WHAT THE TASK REQUIRES >>
Return the records that follow unaltered. Omit every picture.
+ + + + +
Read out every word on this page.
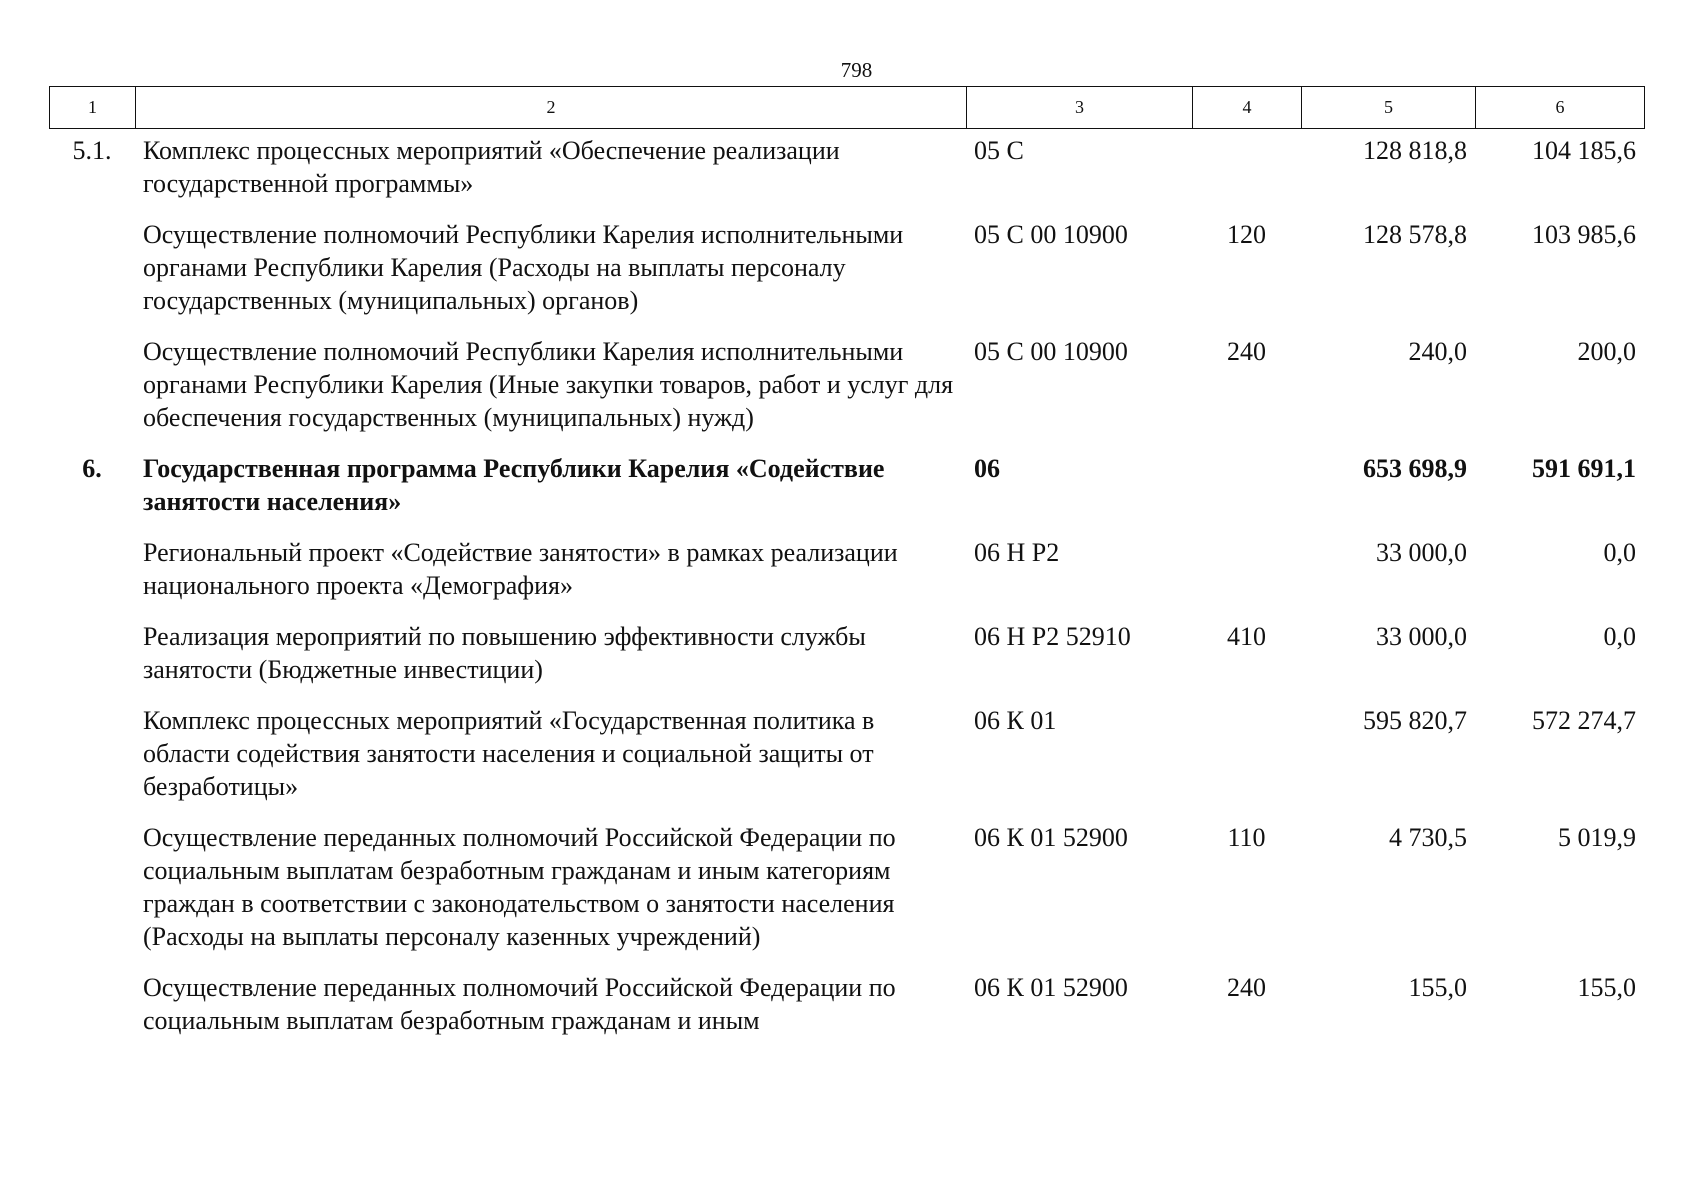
798
1	2	3	4	5	6
5.1.	Комплекс процессных мероприятий «Обеспечение реализации государственной программы»	05 С		128 818,8	104 185,6
	Осуществление полномочий Республики Карелия исполнительными органами Республики Карелия (Расходы на выплаты персоналу государственных (муниципальных) органов)	05 С 00 10900	120	128 578,8	103 985,6
	Осуществление полномочий Республики Карелия исполнительными органами Республики Карелия (Иные закупки товаров, работ и услуг для обеспечения государственных (муниципальных) нужд)	05 С 00 10900	240	240,0	200,0
6.	Государственная программа Республики Карелия «Содействие занятости населения»	06		653 698,9	591 691,1
	Региональный проект «Содействие занятости» в рамках реализации национального проекта «Демография»	06 Н Р2		33 000,0	0,0
	Реализация мероприятий по повышению эффективности службы занятости (Бюджетные инвестиции)	06 Н Р2 52910	410	33 000,0	0,0
	Комплекс процессных мероприятий «Государственная политика в области содействия занятости населения и социальной защиты от безработицы»	06 К 01		595 820,7	572 274,7
	Осуществление переданных полномочий Российской Федерации по социальным выплатам безработным гражданам и иным категориям граждан в соответствии с законодательством о занятости населения (Расходы на выплаты персоналу казенных учреждений)	06 К 01 52900	110	4 730,5	5 019,9
	Осуществление переданных полномочий Российской Федерации по социальным выплатам безработным гражданам и иным	06 К 01 52900	240	155,0	155,0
+ + + + +
THE OUTPUT >>
Read out every word on this page.
798
1	2	3	4	5	6
5.1.	Комплекс процессных мероприятий «Обеспечение реализации государственной программы»	05 С		128 818,8	104 185,6
	Осуществление полномочий Республики Карелия исполнительными органами Республики Карелия (Расходы на выплаты персоналу государственных (муниципальных) органов)	05 С 00 10900	120	128 578,8	103 985,6
	Осуществление полномочий Республики Карелия исполнительными органами Республики Карелия (Иные закупки товаров, работ и услуг для обеспечения государственных (муниципальных) нужд)	05 С 00 10900	240	240,0	200,0
6.	Государственная программа Республики Карелия «Содействие занятости населения»	06		653 698,9	591 691,1
	Региональный проект «Содействие занятости» в рамках реализации национального проекта «Демография»	06 Н Р2		33 000,0	0,0
	Реализация мероприятий по повышению эффективности службы занятости (Бюджетные инвестиции)	06 Н Р2 52910	410	33 000,0	0,0
	Комплекс процессных мероприятий «Государственная политика в области содействия занятости населения и социальной защиты от безработицы»	06 К 01		595 820,7	572 274,7
	Осуществление переданных полномочий Российской Федерации по социальным выплатам безработным гражданам и иным категориям граждан в соответствии с законодательством о занятости населения (Расходы на выплаты персоналу казенных учреждений)	06 К 01 52900	110	4 730,5	5 019,9
	Осуществление переданных полномочий Российской Федерации по социальным выплатам безработным гражданам и иным	06 К 01 52900	240	155,0	155,0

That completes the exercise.